─── RECORDED DATA ───
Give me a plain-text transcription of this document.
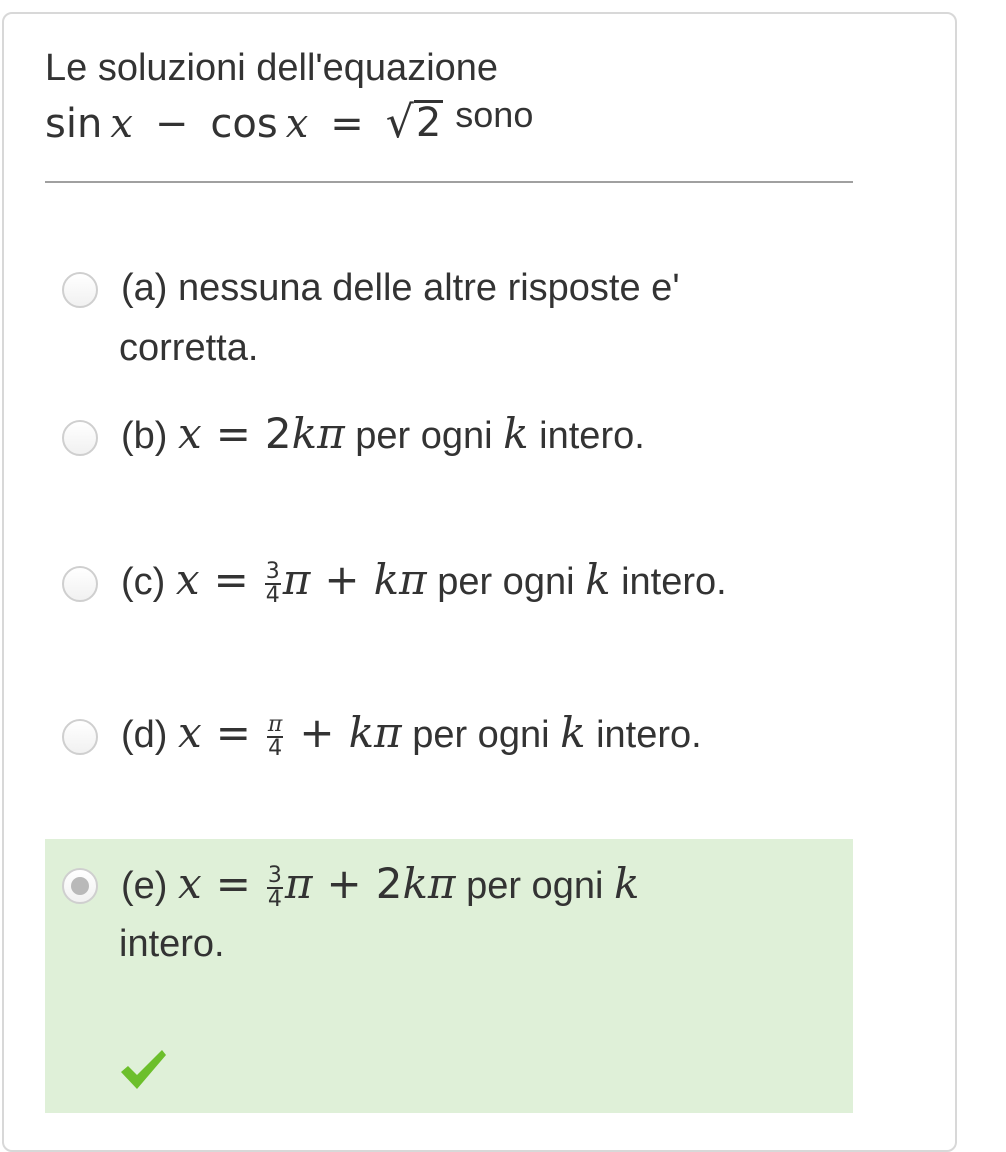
Le soluzioni dell'equazione
sin x − cos x = √ 2 sono
(a) nessuna delle altre risposte e'
corretta.
(b) x = 2kπ per ogni k intero.
(c) $x = \frac{3}{4}$ π + kπ per ogni k intero.
(d) $x = \frac{\pi}{4} + k\pi$ per ogni k intero.
(e) $x = \frac{3}{4}$ π + 2kπ per ogni k
intero.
───
### YOUR GOAL
Quote all the lines above exactly as given. Do not include the pictures.

### THE RESPONSE
Give me a plain-text transcription of this document.
Le soluzioni dell'equazione
sin x − cos x = √ 2 sono
(a) nessuna delle altre risposte e'
corretta.
(b) x = 2kπ per ogni k intero.
(c) $x = \frac{3}{4}$ π + kπ per ogni k intero.
(d) $x = \frac{\pi}{4} + k\pi$ per ogni k intero.
(e) $x = \frac{3}{4}$ π + 2kπ per ogni k
intero.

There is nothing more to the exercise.